Instructions to follow →
Determine the number of lines where "Introduction" occurs and reply with that number by itself.

Extracted data →
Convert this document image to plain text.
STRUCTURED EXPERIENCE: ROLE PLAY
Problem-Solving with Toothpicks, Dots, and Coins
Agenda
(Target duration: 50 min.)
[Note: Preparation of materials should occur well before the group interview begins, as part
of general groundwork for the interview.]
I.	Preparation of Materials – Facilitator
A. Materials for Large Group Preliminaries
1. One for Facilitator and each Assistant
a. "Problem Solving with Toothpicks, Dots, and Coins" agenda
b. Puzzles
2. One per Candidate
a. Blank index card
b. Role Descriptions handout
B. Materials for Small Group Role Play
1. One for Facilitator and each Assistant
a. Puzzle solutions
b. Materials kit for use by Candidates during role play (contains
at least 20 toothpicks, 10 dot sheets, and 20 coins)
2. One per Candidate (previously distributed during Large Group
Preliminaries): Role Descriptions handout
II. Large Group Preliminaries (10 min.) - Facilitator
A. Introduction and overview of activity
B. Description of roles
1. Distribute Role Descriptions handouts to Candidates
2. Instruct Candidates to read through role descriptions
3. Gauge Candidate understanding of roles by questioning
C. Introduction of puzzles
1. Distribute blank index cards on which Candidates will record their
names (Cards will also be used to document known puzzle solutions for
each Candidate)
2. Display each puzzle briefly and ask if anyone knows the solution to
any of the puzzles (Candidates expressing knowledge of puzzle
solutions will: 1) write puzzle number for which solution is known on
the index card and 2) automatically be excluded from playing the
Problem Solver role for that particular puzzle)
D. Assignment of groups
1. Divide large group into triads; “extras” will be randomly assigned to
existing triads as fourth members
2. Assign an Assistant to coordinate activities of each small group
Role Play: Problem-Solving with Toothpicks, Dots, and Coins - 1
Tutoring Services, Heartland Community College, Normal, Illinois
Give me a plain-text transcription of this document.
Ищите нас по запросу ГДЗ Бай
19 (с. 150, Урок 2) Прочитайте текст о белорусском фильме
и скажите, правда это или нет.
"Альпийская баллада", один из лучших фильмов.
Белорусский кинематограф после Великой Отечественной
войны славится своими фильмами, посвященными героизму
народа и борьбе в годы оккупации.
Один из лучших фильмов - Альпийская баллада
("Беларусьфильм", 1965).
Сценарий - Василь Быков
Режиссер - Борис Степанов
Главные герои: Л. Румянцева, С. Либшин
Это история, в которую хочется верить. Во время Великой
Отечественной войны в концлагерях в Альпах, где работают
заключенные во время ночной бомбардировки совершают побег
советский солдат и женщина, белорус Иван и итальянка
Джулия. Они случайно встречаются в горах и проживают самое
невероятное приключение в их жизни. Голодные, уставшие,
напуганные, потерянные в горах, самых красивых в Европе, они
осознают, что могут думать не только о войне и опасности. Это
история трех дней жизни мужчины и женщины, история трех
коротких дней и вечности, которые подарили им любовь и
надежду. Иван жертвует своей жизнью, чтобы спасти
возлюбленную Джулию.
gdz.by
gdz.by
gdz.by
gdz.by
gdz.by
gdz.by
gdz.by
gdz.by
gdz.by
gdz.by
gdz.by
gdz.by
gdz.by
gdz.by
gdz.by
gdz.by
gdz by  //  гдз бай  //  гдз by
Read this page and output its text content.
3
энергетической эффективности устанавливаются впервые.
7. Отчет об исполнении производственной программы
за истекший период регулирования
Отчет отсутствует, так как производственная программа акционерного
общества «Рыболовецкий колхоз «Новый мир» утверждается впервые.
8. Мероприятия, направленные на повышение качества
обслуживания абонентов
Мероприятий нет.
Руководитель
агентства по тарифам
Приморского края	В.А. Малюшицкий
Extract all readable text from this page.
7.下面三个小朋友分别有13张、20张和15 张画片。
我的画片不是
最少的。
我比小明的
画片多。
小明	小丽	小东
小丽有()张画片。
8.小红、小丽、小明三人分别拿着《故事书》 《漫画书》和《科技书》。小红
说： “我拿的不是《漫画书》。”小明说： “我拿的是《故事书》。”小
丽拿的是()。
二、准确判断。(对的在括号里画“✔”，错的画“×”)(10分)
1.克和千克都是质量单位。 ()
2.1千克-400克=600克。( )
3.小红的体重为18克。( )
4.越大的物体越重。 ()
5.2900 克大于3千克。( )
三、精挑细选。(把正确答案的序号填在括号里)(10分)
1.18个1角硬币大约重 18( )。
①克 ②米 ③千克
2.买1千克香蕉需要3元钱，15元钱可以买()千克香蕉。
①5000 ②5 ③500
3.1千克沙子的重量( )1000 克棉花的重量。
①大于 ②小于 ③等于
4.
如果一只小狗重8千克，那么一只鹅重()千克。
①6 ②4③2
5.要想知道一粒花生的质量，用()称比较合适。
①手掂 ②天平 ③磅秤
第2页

Finished answer →
2